§ Input:
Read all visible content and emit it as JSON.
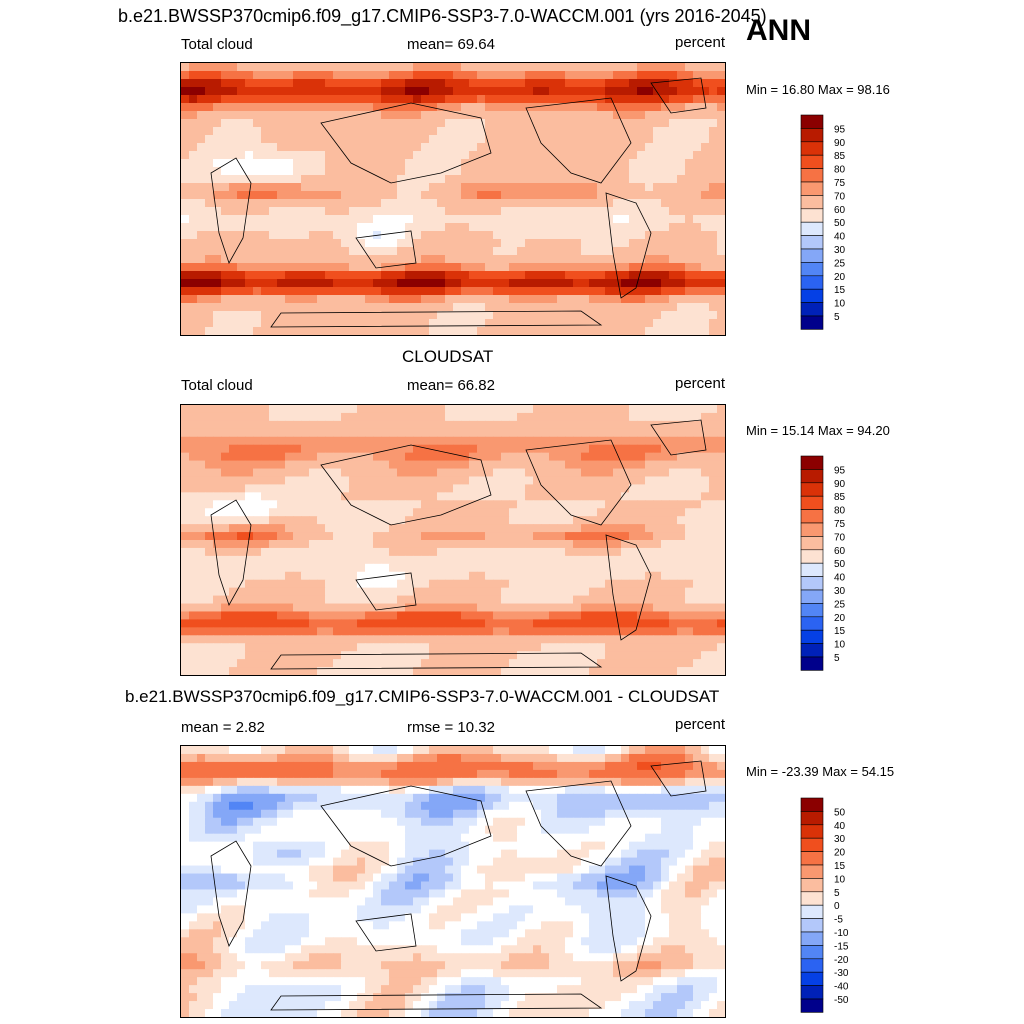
{
  "header": {
    "main_title": "b.e21.BWSSP370cmip6.f09_g17.CMIP6-SSP3-7.0-WACCM.001 (yrs 2016-2045)",
    "season": "ANN"
  },
  "colors": {
    "abs_scale": [
      "#00008b",
      "#0021b8",
      "#0540e5",
      "#2b63f2",
      "#5285f5",
      "#84a7f7",
      "#b3c8fa",
      "#dde8fd",
      "#ffffff",
      "#fde2d2",
      "#fbbd9f",
      "#f99870",
      "#f67244",
      "#f04f1e",
      "#da3208",
      "#b81b00",
      "#8b0000"
    ],
    "diff_scale": [
      "#00008b",
      "#0021b8",
      "#0540e5",
      "#2b63f2",
      "#5285f5",
      "#84a7f7",
      "#b3c8fa",
      "#dde8fd",
      "#ffffff",
      "#fde2d2",
      "#fbbd9f",
      "#f99870",
      "#f67244",
      "#f04f1e",
      "#da3208",
      "#b81b00",
      "#8b0000"
    ]
  },
  "panels": [
    {
      "title": "",
      "left_label": "Total cloud",
      "mean_label": "mean=  69.64",
      "units": "percent",
      "minmax": "Min =  16.80 Max =  98.16",
      "colorbar_labels": [
        "95",
        "90",
        "85",
        "80",
        "75",
        "70",
        "60",
        "50",
        "40",
        "30",
        "25",
        "20",
        "15",
        "10",
        "5"
      ]
    },
    {
      "title": "CLOUDSAT",
      "left_label": "Total cloud",
      "mean_label": "mean=  66.82",
      "units": "percent",
      "minmax": "Min =  15.14 Max =  94.20",
      "colorbar_labels": [
        "95",
        "90",
        "85",
        "80",
        "75",
        "70",
        "60",
        "50",
        "40",
        "30",
        "25",
        "20",
        "15",
        "10",
        "5"
      ]
    },
    {
      "title": "b.e21.BWSSP370cmip6.f09_g17.CMIP6-SSP3-7.0-WACCM.001 - CLOUDSAT",
      "left_label": "mean =   2.82",
      "mean_label": "rmse =  10.32",
      "units": "percent",
      "minmax": "Min = -23.39 Max =  54.15",
      "colorbar_labels": [
        "50",
        "40",
        "30",
        "20",
        "15",
        "10",
        "5",
        "0",
        "-5",
        "-10",
        "-15",
        "-20",
        "-30",
        "-40",
        "-50"
      ]
    }
  ],
  "chart_data": [
    {
      "type": "heatmap",
      "title": "",
      "field": "Total cloud",
      "units": "percent",
      "mean": 69.64,
      "min": 16.8,
      "max": 98.16,
      "levels": [
        5,
        10,
        15,
        20,
        25,
        30,
        40,
        50,
        60,
        70,
        75,
        80,
        85,
        90,
        95
      ]
    },
    {
      "type": "heatmap",
      "title": "CLOUDSAT",
      "field": "Total cloud",
      "units": "percent",
      "mean": 66.82,
      "min": 15.14,
      "max": 94.2,
      "levels": [
        5,
        10,
        15,
        20,
        25,
        30,
        40,
        50,
        60,
        70,
        75,
        80,
        85,
        90,
        95
      ]
    },
    {
      "type": "heatmap",
      "title": "b.e21.BWSSP370cmip6.f09_g17.CMIP6-SSP3-7.0-WACCM.001 - CLOUDSAT",
      "units": "percent",
      "mean": 2.82,
      "rmse": 10.32,
      "min": -23.39,
      "max": 54.15,
      "levels": [
        -50,
        -40,
        -30,
        -20,
        -15,
        -10,
        -5,
        0,
        5,
        10,
        15,
        20,
        30,
        40,
        50
      ]
    }
  ]
}
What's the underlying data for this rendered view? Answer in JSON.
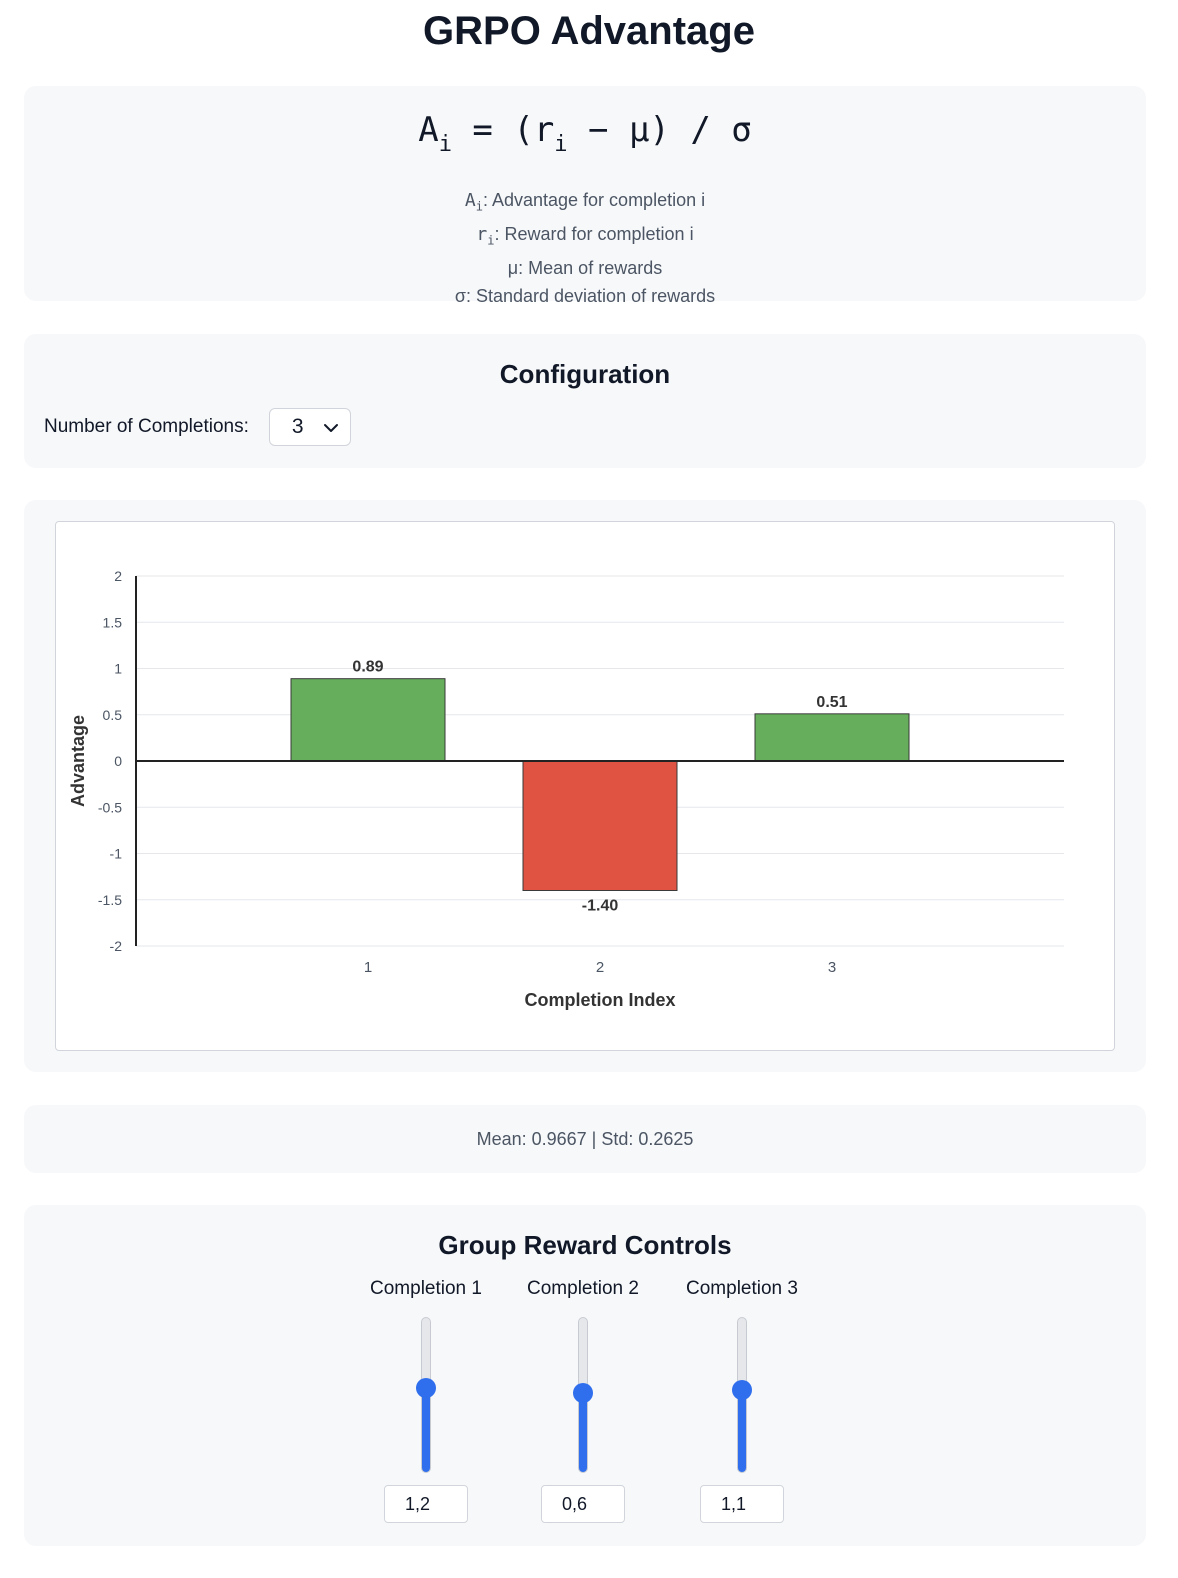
{
  "page": {
    "title": "GRPO Advantage"
  },
  "formula": {
    "lhs_base": "A",
    "lhs_sub": "i",
    "mid": " = (r",
    "mid_sub": "i",
    "rest": " − μ) / σ",
    "legend": [
      {
        "sym": "A",
        "sub": "i",
        "text": ": Advantage for completion i"
      },
      {
        "sym": "r",
        "sub": "i",
        "text": ": Reward for completion i"
      },
      {
        "sym": "μ",
        "sub": "",
        "text": ": Mean of rewards"
      },
      {
        "sym": "σ",
        "sub": "",
        "text": ": Standard deviation of rewards"
      }
    ]
  },
  "config": {
    "title": "Configuration",
    "completions_label": "Number of Completions:",
    "completions_value": "3"
  },
  "chart_data": {
    "type": "bar",
    "categories": [
      "1",
      "2",
      "3"
    ],
    "values": [
      0.89,
      -1.4,
      0.51
    ],
    "data_labels": [
      "0.89",
      "-1.40",
      "0.51"
    ],
    "xlabel": "Completion Index",
    "ylabel": "Advantage",
    "ylim": [
      -2,
      2
    ],
    "yticks": [
      "2",
      "1.5",
      "1",
      "0.5",
      "0",
      "-0.5",
      "-1",
      "-1.5",
      "-2"
    ],
    "ytick_values": [
      2,
      1.5,
      1,
      0.5,
      0,
      -0.5,
      -1,
      -1.5,
      -2
    ],
    "grid": true,
    "colors": {
      "positive": "#66ae5b",
      "negative": "#e05241"
    }
  },
  "stats": {
    "text": "Mean: 0.9667 | Std: 0.2625",
    "mean": 0.9667,
    "std": 0.2625
  },
  "controls": {
    "title": "Group Reward Controls",
    "sliders": [
      {
        "label": "Completion 1",
        "value": "1,2",
        "level": 0.55
      },
      {
        "label": "Completion 2",
        "value": "0,6",
        "level": 0.52
      },
      {
        "label": "Completion 3",
        "value": "1,1",
        "level": 0.54
      }
    ]
  }
}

§ Exercise description:
Write out all the entries again, word for word, and print no images.

§ Solution:
Read all visible content and emit it as JSON.
{
  "header": {
    "main_title": "b.e21.BWSSP370cmip6.f09_g17.CMIP6-SSP3-7.0-WACCM.001 (yrs 2016-2045)",
    "season": "ANN"
  },
  "colors": {
    "abs_scale": [
      "#00008b",
      "#0021b8",
      "#0540e5",
      "#2b63f2",
      "#5285f5",
      "#84a7f7",
      "#b3c8fa",
      "#dde8fd",
      "#ffffff",
      "#fde2d2",
      "#fbbd9f",
      "#f99870",
      "#f67244",
      "#f04f1e",
      "#da3208",
      "#b81b00",
      "#8b0000"
    ],
    "diff_scale": [
      "#00008b",
      "#0021b8",
      "#0540e5",
      "#2b63f2",
      "#5285f5",
      "#84a7f7",
      "#b3c8fa",
      "#dde8fd",
      "#ffffff",
      "#fde2d2",
      "#fbbd9f",
      "#f99870",
      "#f67244",
      "#f04f1e",
      "#da3208",
      "#b81b00",
      "#8b0000"
    ]
  },
  "panels": [
    {
      "title": "",
      "left_label": "Total cloud",
      "mean_label": "mean=  69.64",
      "units": "percent",
      "minmax": "Min =  16.80 Max =  98.16",
      "colorbar_labels": [
        "95",
        "90",
        "85",
        "80",
        "75",
        "70",
        "60",
        "50",
        "40",
        "30",
        "25",
        "20",
        "15",
        "10",
        "5"
      ]
    },
    {
      "title": "CLOUDSAT",
      "left_label": "Total cloud",
      "mean_label": "mean=  66.82",
      "units": "percent",
      "minmax": "Min =  15.14 Max =  94.20",
      "colorbar_labels": [
        "95",
        "90",
        "85",
        "80",
        "75",
        "70",
        "60",
        "50",
        "40",
        "30",
        "25",
        "20",
        "15",
        "10",
        "5"
      ]
    },
    {
      "title": "b.e21.BWSSP370cmip6.f09_g17.CMIP6-SSP3-7.0-WACCM.001 - CLOUDSAT",
      "left_label": "mean =   2.82",
      "mean_label": "rmse =  10.32",
      "units": "percent",
      "minmax": "Min = -23.39 Max =  54.15",
      "colorbar_labels": [
        "50",
        "40",
        "30",
        "20",
        "15",
        "10",
        "5",
        "0",
        "-5",
        "-10",
        "-15",
        "-20",
        "-30",
        "-40",
        "-50"
      ]
    }
  ],
  "chart_data": [
    {
      "type": "heatmap",
      "title": "",
      "field": "Total cloud",
      "units": "percent",
      "mean": 69.64,
      "min": 16.8,
      "max": 98.16,
      "levels": [
        5,
        10,
        15,
        20,
        25,
        30,
        40,
        50,
        60,
        70,
        75,
        80,
        85,
        90,
        95
      ]
    },
    {
      "type": "heatmap",
      "title": "CLOUDSAT",
      "field": "Total cloud",
      "units": "percent",
      "mean": 66.82,
      "min": 15.14,
      "max": 94.2,
      "levels": [
        5,
        10,
        15,
        20,
        25,
        30,
        40,
        50,
        60,
        70,
        75,
        80,
        85,
        90,
        95
      ]
    },
    {
      "type": "heatmap",
      "title": "b.e21.BWSSP370cmip6.f09_g17.CMIP6-SSP3-7.0-WACCM.001 - CLOUDSAT",
      "units": "percent",
      "mean": 2.82,
      "rmse": 10.32,
      "min": -23.39,
      "max": 54.15,
      "levels": [
        -50,
        -40,
        -30,
        -20,
        -15,
        -10,
        -5,
        0,
        5,
        10,
        15,
        20,
        30,
        40,
        50
      ]
    }
  ]
}
What's the underlying data for this rendered view? Answer in JSON.
{
  "page": {
    "title": "GRPO Advantage"
  },
  "formula": {
    "lhs_base": "A",
    "lhs_sub": "i",
    "mid": " = (r",
    "mid_sub": "i",
    "rest": " − μ) / σ",
    "legend": [
      {
        "sym": "A",
        "sub": "i",
        "text": ": Advantage for completion i"
      },
      {
        "sym": "r",
        "sub": "i",
        "text": ": Reward for completion i"
      },
      {
        "sym": "μ",
        "sub": "",
        "text": ": Mean of rewards"
      },
      {
        "sym": "σ",
        "sub": "",
        "text": ": Standard deviation of rewards"
      }
    ]
  },
  "config": {
    "title": "Configuration",
    "completions_label": "Number of Completions:",
    "completions_value": "3"
  },
  "chart_data": {
    "type": "bar",
    "categories": [
      "1",
      "2",
      "3"
    ],
    "values": [
      0.89,
      -1.4,
      0.51
    ],
    "data_labels": [
      "0.89",
      "-1.40",
      "0.51"
    ],
    "xlabel": "Completion Index",
    "ylabel": "Advantage",
    "ylim": [
      -2,
      2
    ],
    "yticks": [
      "2",
      "1.5",
      "1",
      "0.5",
      "0",
      "-0.5",
      "-1",
      "-1.5",
      "-2"
    ],
    "ytick_values": [
      2,
      1.5,
      1,
      0.5,
      0,
      -0.5,
      -1,
      -1.5,
      -2
    ],
    "grid": true,
    "colors": {
      "positive": "#66ae5b",
      "negative": "#e05241"
    }
  },
  "stats": {
    "text": "Mean: 0.9667 | Std: 0.2625",
    "mean": 0.9667,
    "std": 0.2625
  },
  "controls": {
    "title": "Group Reward Controls",
    "sliders": [
      {
        "label": "Completion 1",
        "value": "1,2",
        "level": 0.55
      },
      {
        "label": "Completion 2",
        "value": "0,6",
        "level": 0.52
      },
      {
        "label": "Completion 3",
        "value": "1,1",
        "level": 0.54
      }
    ]
  }
}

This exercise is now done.